▶ _Extracted data_
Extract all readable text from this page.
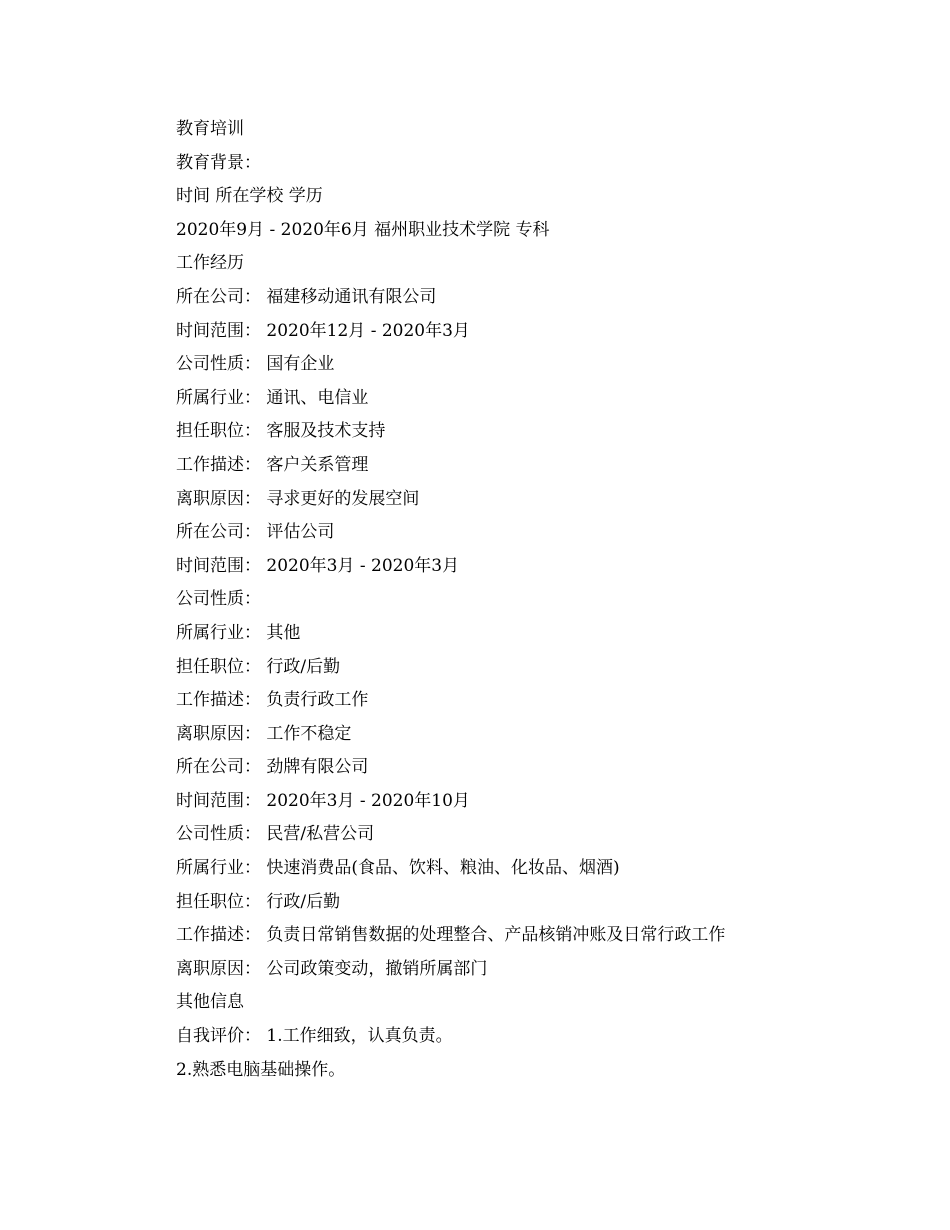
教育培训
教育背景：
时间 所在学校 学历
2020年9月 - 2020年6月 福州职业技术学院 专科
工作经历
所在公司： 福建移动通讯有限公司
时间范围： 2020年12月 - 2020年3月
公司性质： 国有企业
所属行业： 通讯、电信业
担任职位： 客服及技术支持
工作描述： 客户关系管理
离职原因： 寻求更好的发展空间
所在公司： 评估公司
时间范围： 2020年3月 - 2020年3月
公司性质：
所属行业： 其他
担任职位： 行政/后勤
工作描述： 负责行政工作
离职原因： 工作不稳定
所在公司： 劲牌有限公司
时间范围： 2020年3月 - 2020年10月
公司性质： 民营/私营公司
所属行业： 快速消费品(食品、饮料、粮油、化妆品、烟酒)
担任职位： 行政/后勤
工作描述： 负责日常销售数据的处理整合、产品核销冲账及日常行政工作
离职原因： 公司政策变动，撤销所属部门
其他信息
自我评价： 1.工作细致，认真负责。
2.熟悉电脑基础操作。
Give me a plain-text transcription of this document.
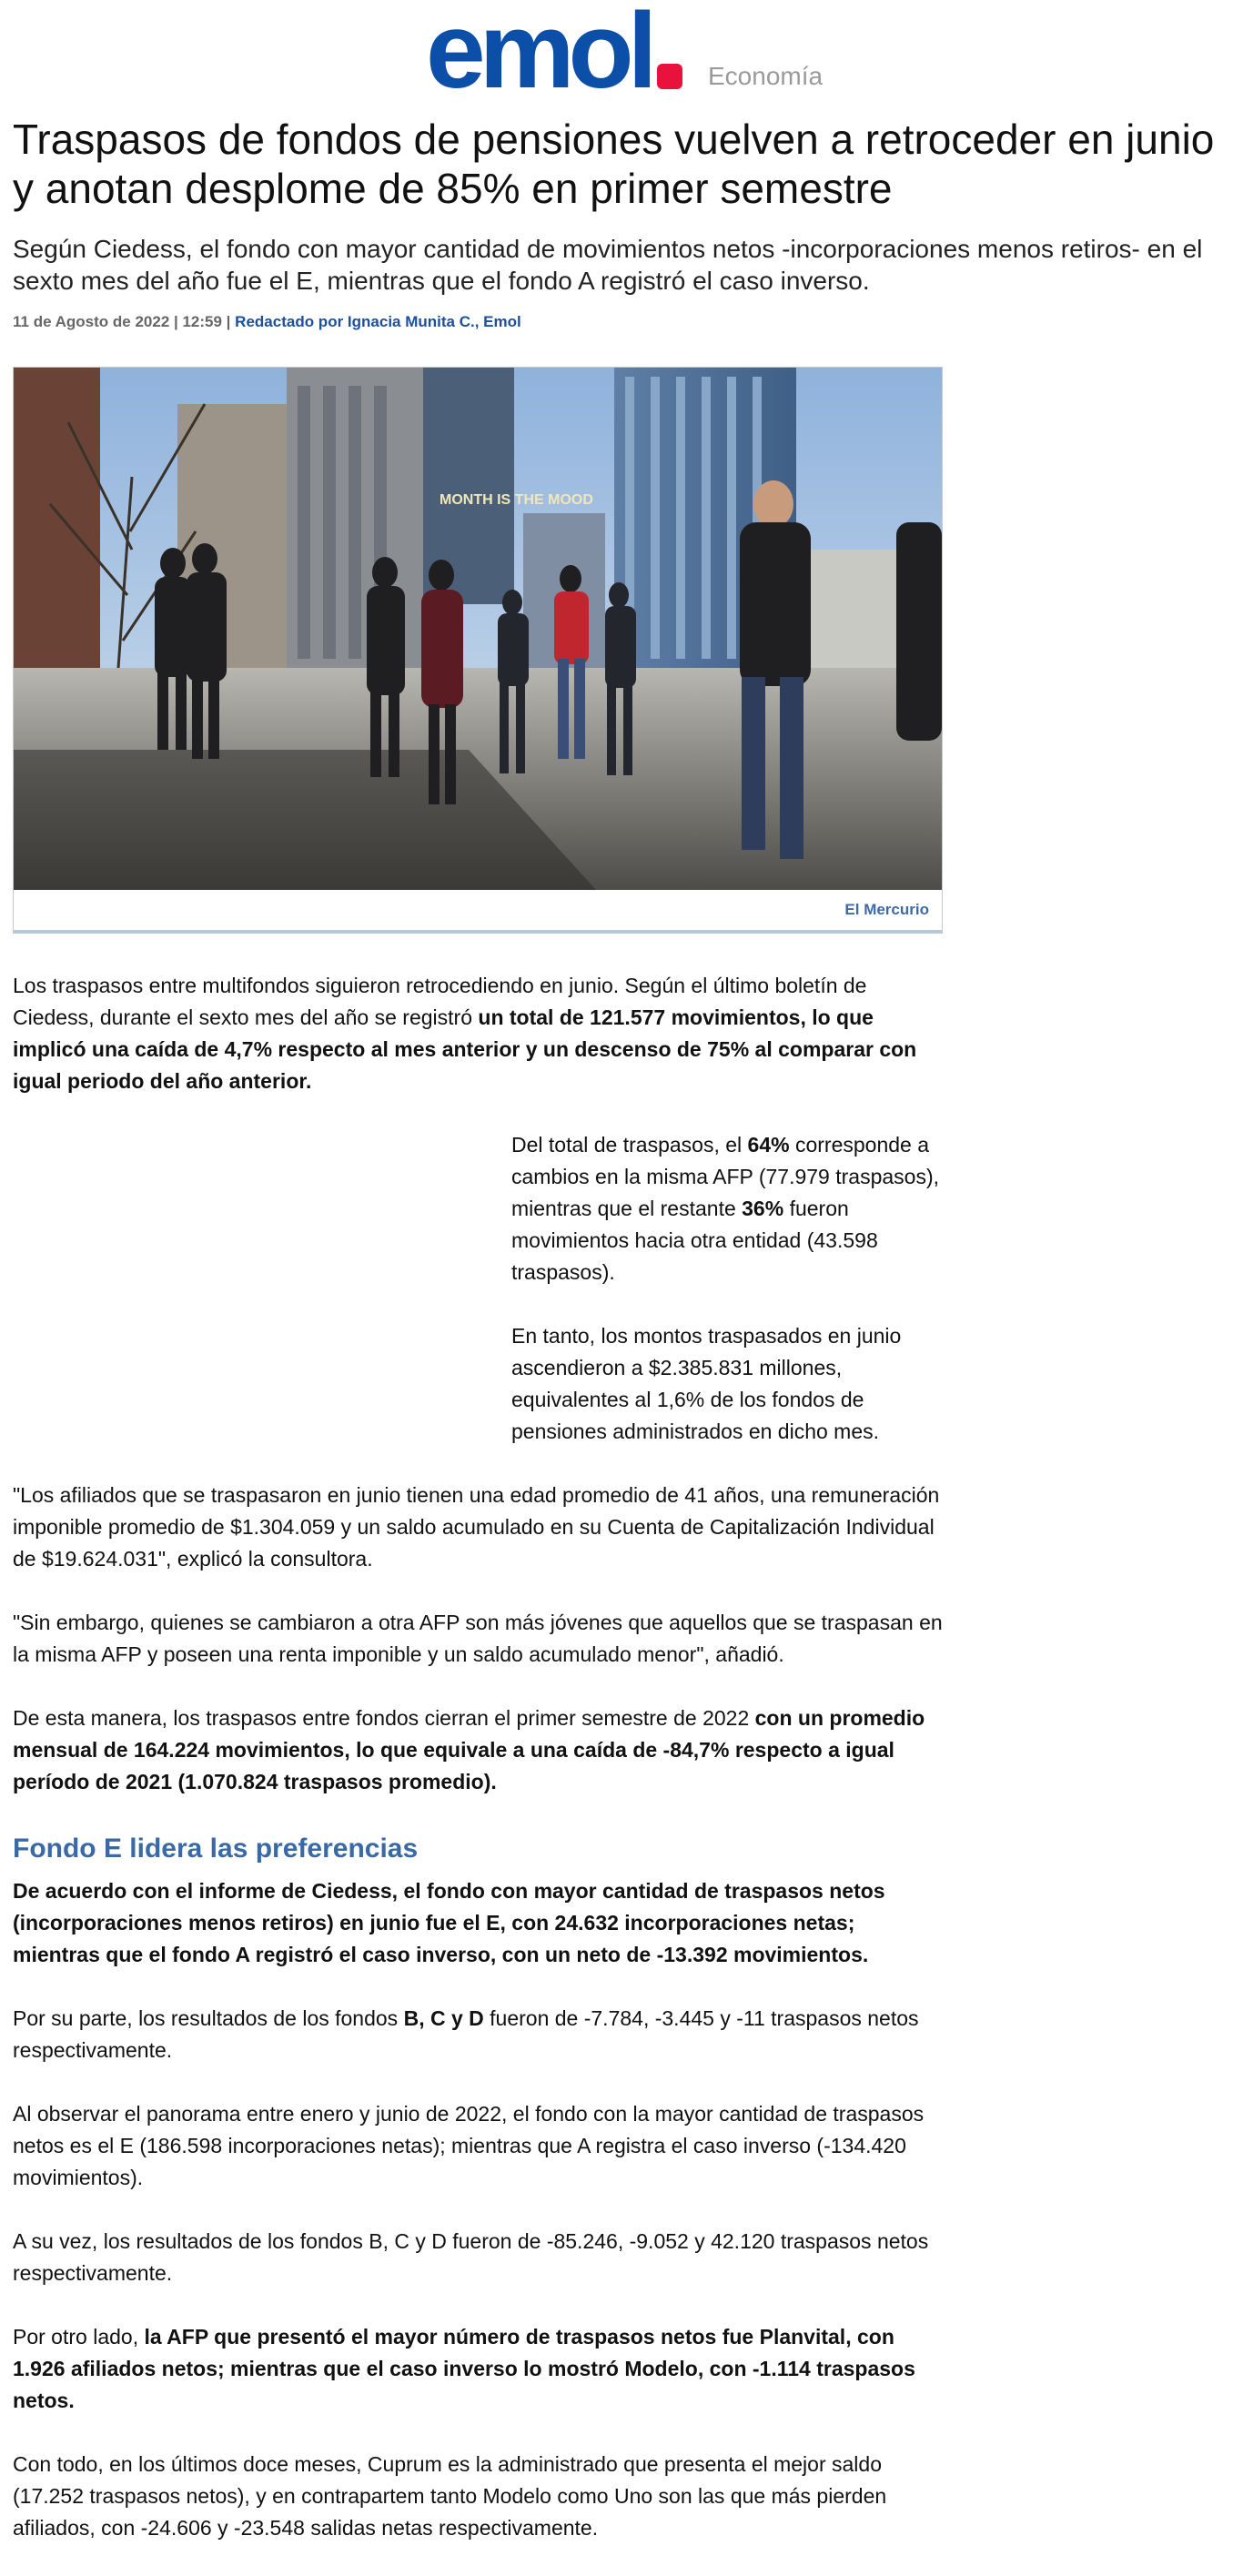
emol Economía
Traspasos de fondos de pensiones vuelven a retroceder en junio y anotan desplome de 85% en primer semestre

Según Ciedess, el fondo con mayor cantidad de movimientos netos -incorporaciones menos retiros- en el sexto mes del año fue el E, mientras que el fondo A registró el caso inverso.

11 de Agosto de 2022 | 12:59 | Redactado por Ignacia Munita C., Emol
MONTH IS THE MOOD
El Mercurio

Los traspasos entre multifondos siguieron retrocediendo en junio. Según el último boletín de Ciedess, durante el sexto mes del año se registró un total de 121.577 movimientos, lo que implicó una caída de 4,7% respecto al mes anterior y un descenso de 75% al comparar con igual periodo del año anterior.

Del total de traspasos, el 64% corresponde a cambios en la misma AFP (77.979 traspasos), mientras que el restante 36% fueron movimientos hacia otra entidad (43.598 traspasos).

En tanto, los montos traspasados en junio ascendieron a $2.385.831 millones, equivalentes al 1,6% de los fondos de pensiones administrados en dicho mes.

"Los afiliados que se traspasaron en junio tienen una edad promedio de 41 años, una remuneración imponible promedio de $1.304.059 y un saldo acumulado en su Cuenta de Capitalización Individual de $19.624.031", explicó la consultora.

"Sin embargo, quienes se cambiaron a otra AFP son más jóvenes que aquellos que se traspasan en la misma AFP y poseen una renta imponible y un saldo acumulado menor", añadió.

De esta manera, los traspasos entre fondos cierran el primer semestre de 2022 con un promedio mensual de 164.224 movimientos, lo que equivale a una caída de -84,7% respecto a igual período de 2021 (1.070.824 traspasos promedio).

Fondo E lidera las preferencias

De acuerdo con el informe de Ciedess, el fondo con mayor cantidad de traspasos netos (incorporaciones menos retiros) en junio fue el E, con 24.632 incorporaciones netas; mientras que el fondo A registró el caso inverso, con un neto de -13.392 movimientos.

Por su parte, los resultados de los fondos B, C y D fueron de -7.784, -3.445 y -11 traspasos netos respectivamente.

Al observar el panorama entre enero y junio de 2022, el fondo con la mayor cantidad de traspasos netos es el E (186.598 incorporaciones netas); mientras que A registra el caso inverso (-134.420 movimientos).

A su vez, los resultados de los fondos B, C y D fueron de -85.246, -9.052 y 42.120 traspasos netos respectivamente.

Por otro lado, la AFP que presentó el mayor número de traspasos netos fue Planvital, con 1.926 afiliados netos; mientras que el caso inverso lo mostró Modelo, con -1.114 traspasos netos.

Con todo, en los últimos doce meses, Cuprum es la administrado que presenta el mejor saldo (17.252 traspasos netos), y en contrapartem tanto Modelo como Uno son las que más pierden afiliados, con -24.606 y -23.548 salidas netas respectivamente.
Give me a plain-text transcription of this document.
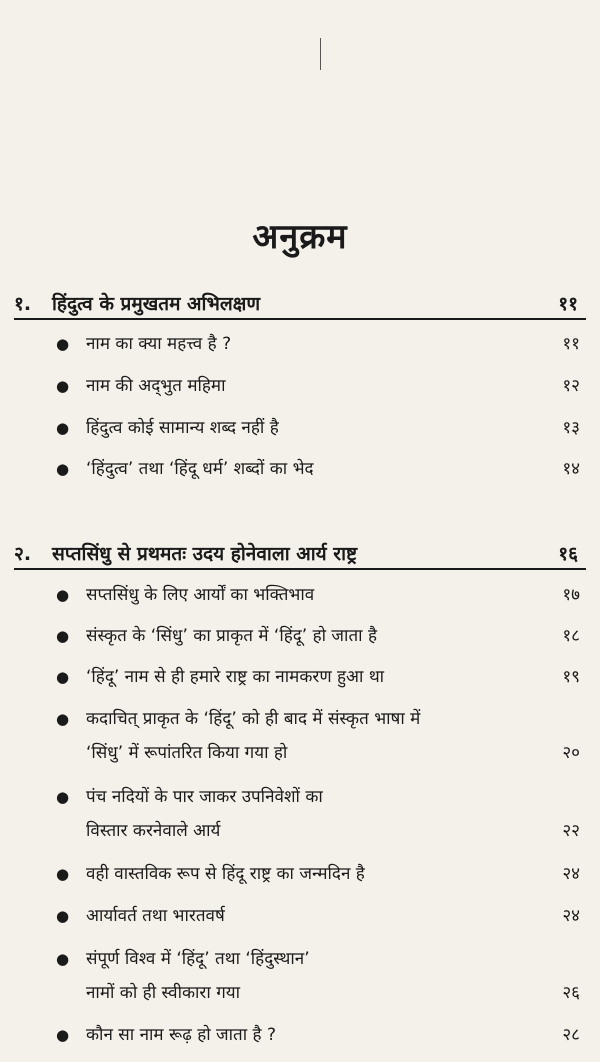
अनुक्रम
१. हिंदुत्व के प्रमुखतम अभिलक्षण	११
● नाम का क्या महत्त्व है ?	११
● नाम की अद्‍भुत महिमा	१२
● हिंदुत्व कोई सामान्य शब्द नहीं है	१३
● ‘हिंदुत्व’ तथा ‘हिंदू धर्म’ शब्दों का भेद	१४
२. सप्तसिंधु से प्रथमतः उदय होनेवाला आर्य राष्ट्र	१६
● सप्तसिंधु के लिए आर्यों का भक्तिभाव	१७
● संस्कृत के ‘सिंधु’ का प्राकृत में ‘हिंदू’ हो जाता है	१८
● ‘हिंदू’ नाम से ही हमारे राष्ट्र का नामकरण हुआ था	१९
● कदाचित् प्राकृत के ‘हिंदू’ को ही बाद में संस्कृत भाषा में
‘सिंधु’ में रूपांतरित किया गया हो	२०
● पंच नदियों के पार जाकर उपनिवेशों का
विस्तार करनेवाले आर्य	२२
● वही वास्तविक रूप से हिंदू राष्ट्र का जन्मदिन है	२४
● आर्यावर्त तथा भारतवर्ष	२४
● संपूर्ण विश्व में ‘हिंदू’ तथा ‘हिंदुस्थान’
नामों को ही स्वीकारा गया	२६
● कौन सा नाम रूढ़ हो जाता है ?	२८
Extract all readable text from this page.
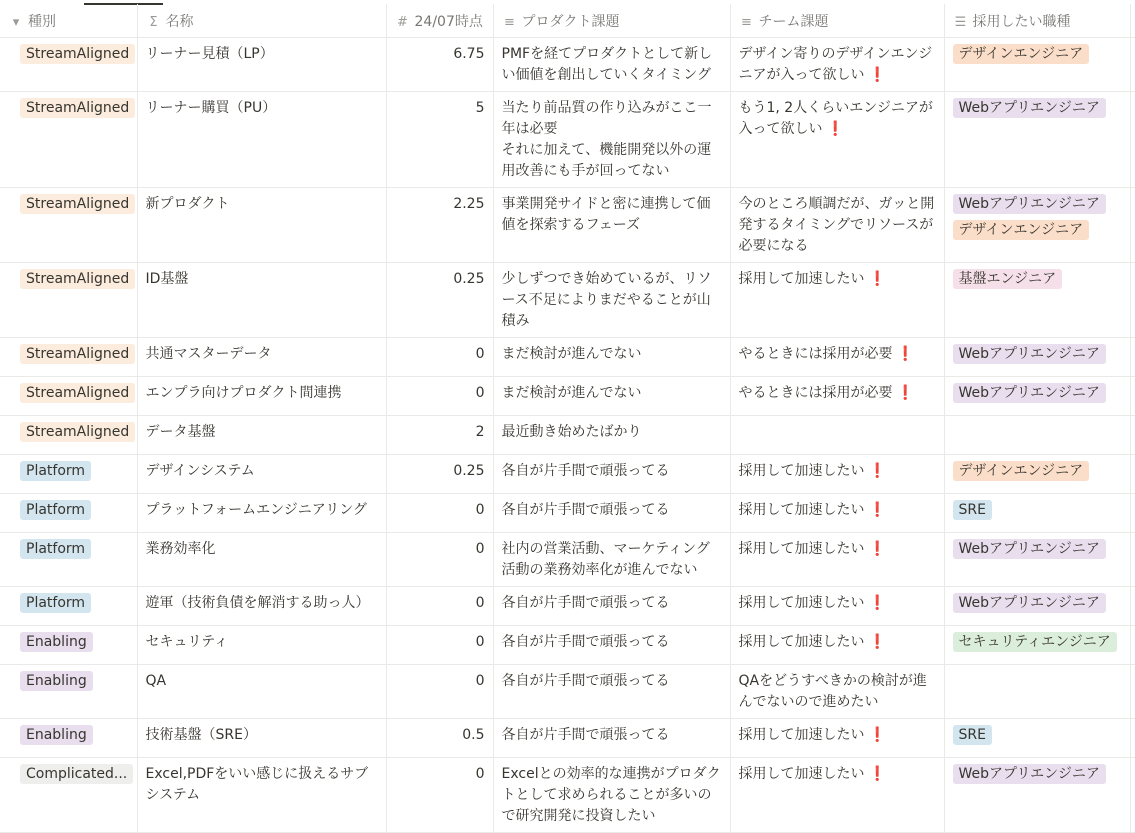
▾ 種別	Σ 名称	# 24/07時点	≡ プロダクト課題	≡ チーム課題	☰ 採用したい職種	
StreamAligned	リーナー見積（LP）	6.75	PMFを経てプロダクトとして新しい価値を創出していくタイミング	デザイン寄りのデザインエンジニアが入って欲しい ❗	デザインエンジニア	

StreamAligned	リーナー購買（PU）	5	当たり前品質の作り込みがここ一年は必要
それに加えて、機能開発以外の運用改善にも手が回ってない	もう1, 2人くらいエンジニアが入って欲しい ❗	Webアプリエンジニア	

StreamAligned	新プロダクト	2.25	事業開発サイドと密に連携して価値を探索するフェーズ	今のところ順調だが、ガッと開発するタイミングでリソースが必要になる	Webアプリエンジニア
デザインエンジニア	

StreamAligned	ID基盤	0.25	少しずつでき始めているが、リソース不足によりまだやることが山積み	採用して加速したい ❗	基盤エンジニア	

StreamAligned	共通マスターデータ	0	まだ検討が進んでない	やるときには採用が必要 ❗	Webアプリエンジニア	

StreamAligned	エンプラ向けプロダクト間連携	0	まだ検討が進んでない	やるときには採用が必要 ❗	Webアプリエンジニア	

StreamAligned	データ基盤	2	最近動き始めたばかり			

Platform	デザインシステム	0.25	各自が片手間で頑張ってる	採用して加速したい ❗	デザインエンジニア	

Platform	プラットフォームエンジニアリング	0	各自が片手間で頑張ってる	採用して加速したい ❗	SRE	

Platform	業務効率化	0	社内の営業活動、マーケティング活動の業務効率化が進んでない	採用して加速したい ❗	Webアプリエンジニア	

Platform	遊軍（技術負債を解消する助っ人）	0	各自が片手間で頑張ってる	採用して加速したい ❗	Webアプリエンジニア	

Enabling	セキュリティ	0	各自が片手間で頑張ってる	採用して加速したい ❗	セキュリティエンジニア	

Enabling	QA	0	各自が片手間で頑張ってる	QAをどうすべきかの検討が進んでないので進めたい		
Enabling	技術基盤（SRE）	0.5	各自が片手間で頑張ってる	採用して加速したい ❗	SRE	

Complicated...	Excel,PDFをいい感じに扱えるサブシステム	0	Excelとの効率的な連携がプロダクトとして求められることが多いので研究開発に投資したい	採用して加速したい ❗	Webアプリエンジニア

▶ _Task details_
Every line of the listing that holds "Enabling" should be found and copied.

▶ _Result below_
Enabling	セキュリティ	0	各自が片手間で頑張ってる	採用して加速したい ❗	セキュリティエンジニア	
Enabling	QA	0	各自が片手間で頑張ってる	QAをどうすべきかの検討が進んでないので進めたい		
Enabling	技術基盤（SRE）	0.5	各自が片手間で頑張ってる	採用して加速したい ❗	SRE	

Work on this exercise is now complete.